# INPUT DATA start

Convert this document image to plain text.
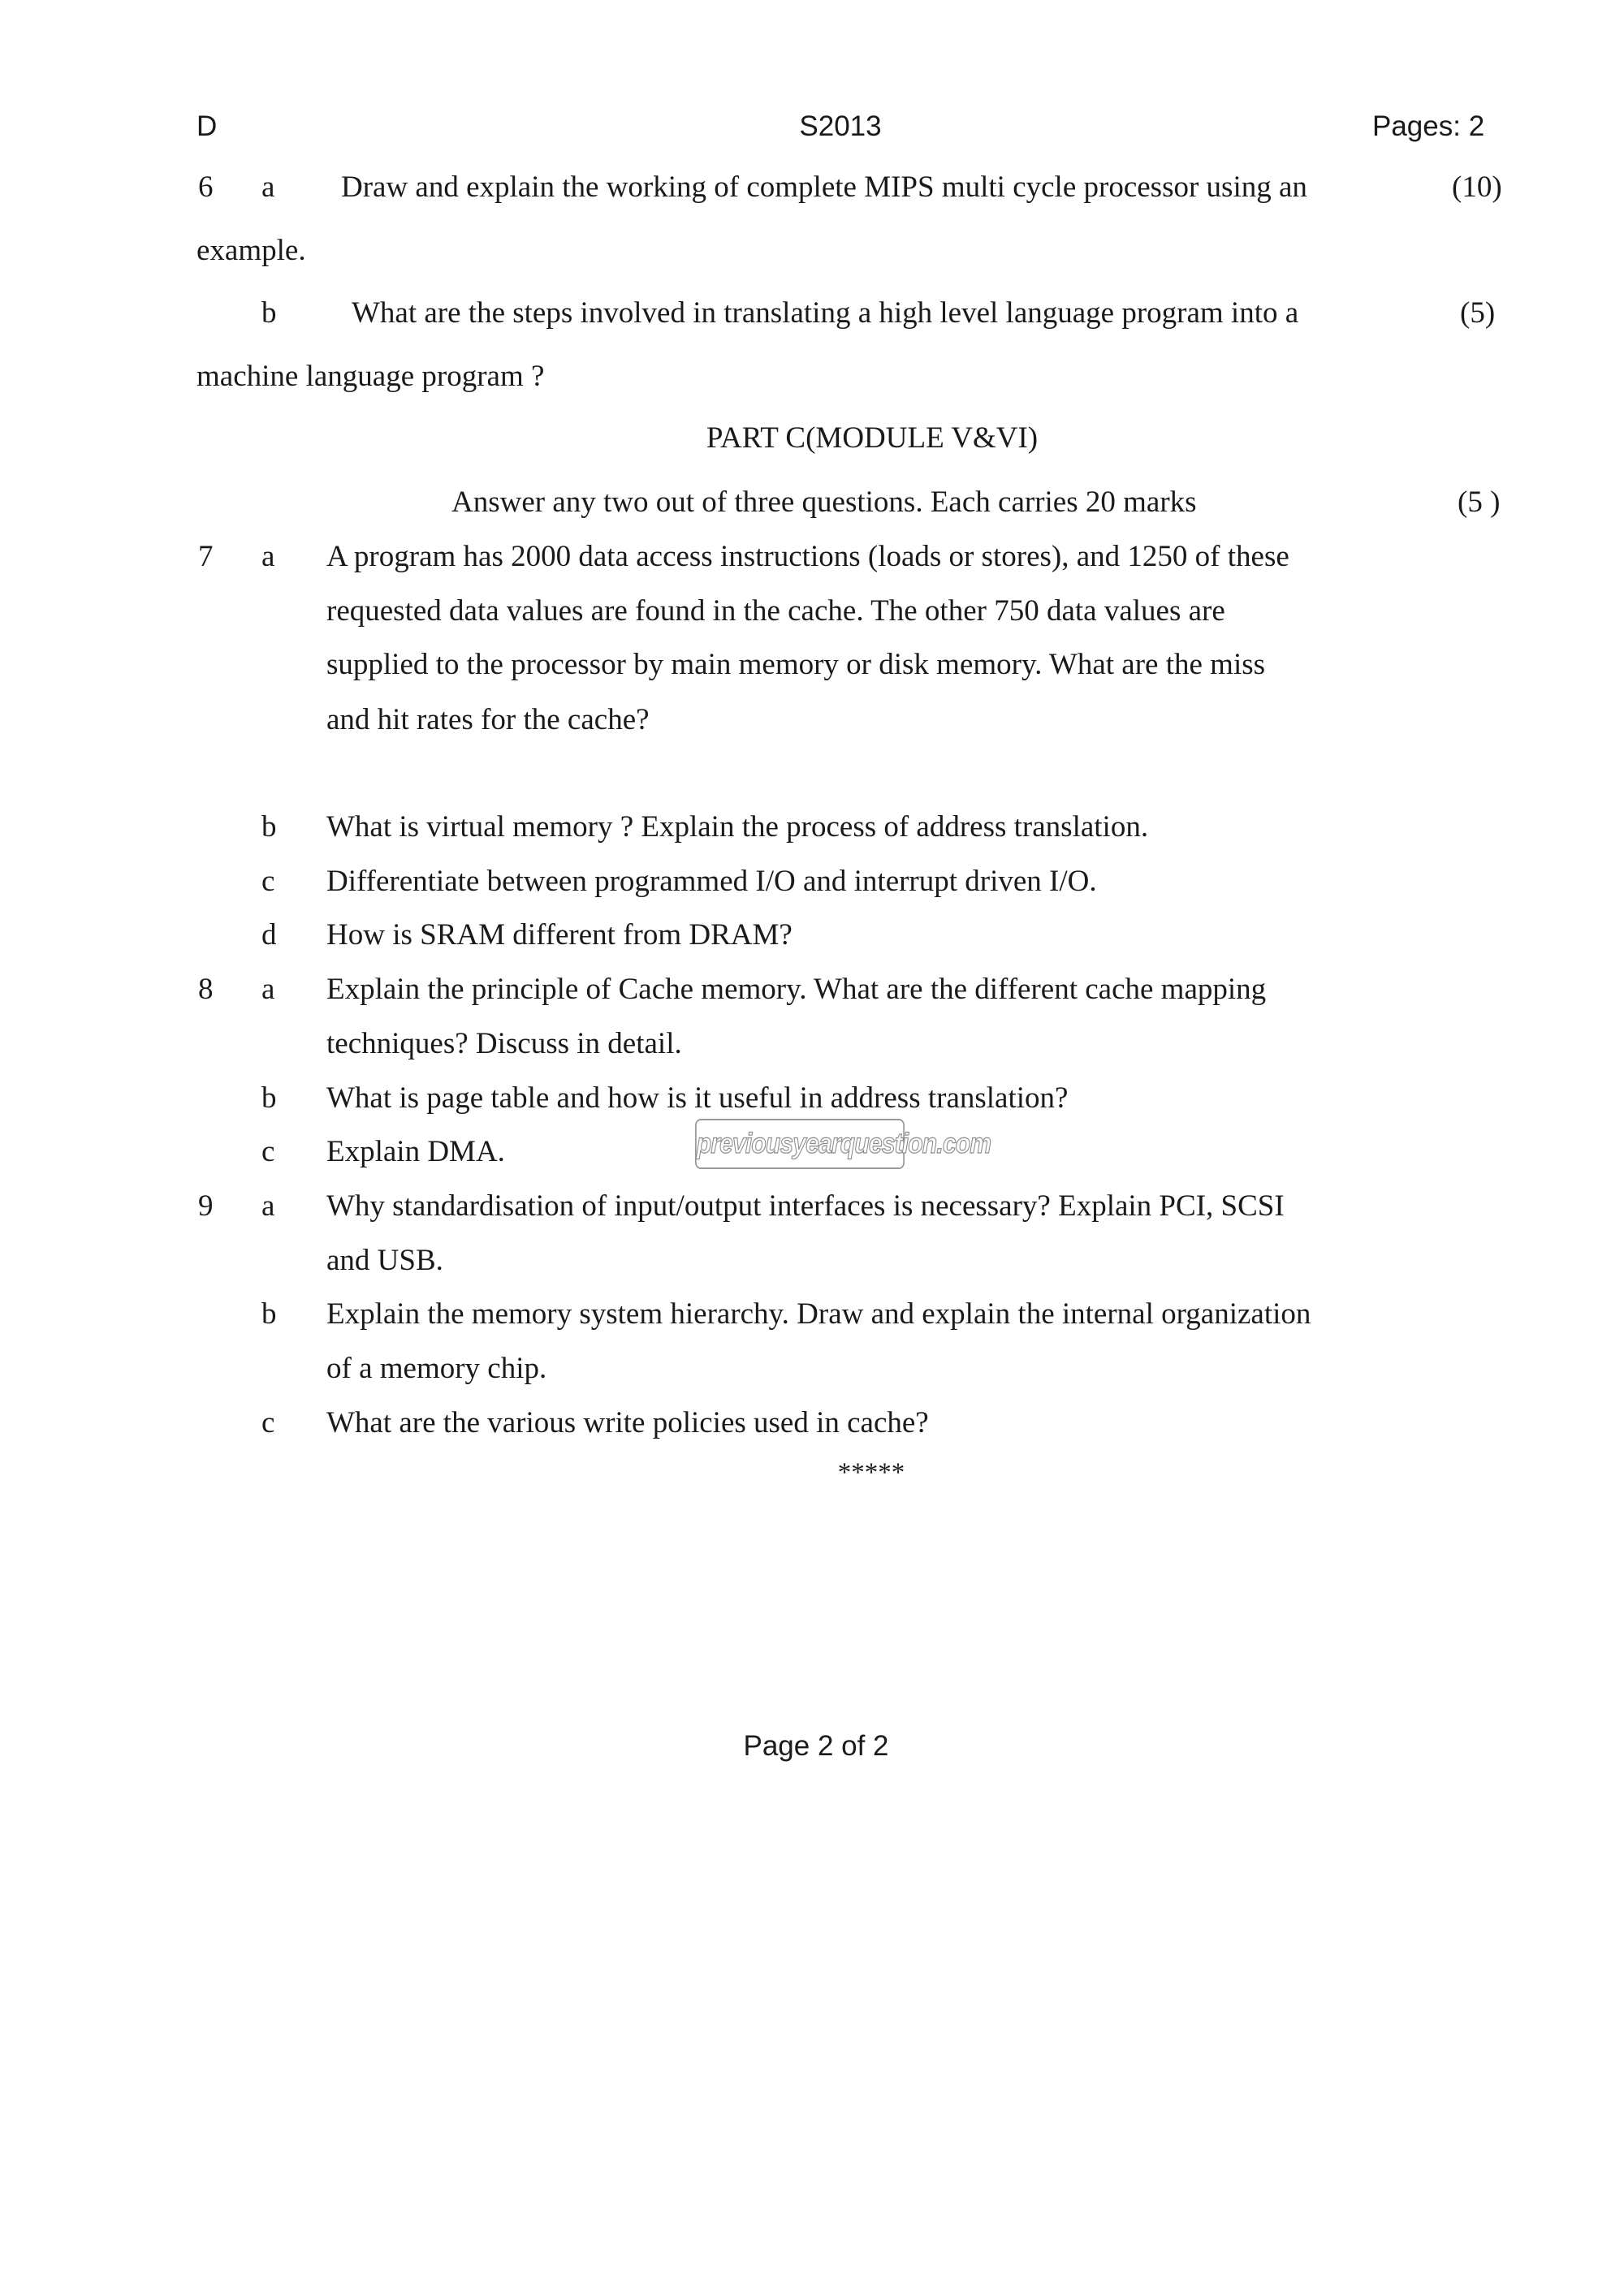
D	S2013	Pages: 2
6 a Draw and explain the working of complete MIPS multi cycle processor using an	(10)
example.
b	What are the steps involved in translating a high level language program into a	(5)
machine language program ?
PART C(MODULE V&VI)
Answer any two out of three questions. Each carries 20 marks	(5 )
7 a A program has 2000 data access instructions (loads or stores), and 1250 of these
requested data values are found in the cache. The other 750 data values are
supplied to the processor by main memory or disk memory. What are the miss
and hit rates for the cache?
b What is virtual memory ? Explain the process of address translation.
c Differentiate between programmed I/O and interrupt driven I/O.
d How is SRAM different from DRAM?
8 a Explain the principle of Cache memory. What are the different cache mapping
techniques? Discuss in detail.
b What is page table and how is it useful in address translation?
c Explain DMA.	previousyearquestion.com
9 a Why standardisation of input/output interfaces is necessary? Explain PCI, SCSI
and USB.
b Explain the memory system hierarchy. Draw and explain the internal organization
of a memory chip.
c What are the various write policies used in cache?
*****
Page 2 of 2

# INPUT DATA end

Transcribe all the lines above exactly, apart from the pictures.

→ **EXERCISE SOLUTION**:
Convert this document image to plain text.
D	S2013	Pages: 2
6 a Draw and explain the working of complete MIPS multi cycle processor using an	(10)
example.
b	What are the steps involved in translating a high level language program into a	(5)
machine language program ?
PART C(MODULE V&VI)
Answer any two out of three questions. Each carries 20 marks	(5 )
7 a A program has 2000 data access instructions (loads or stores), and 1250 of these
requested data values are found in the cache. The other 750 data values are
supplied to the processor by main memory or disk memory. What are the miss
and hit rates for the cache?
b What is virtual memory ? Explain the process of address translation.
c Differentiate between programmed I/O and interrupt driven I/O.
d How is SRAM different from DRAM?
8 a Explain the principle of Cache memory. What are the different cache mapping
techniques? Discuss in detail.
b What is page table and how is it useful in address translation?
c Explain DMA.	previousyearquestion.com
9 a Why standardisation of input/output interfaces is necessary? Explain PCI, SCSI
and USB.
b Explain the memory system hierarchy. Draw and explain the internal organization
of a memory chip.
c What are the various write policies used in cache?
*****
Page 2 of 2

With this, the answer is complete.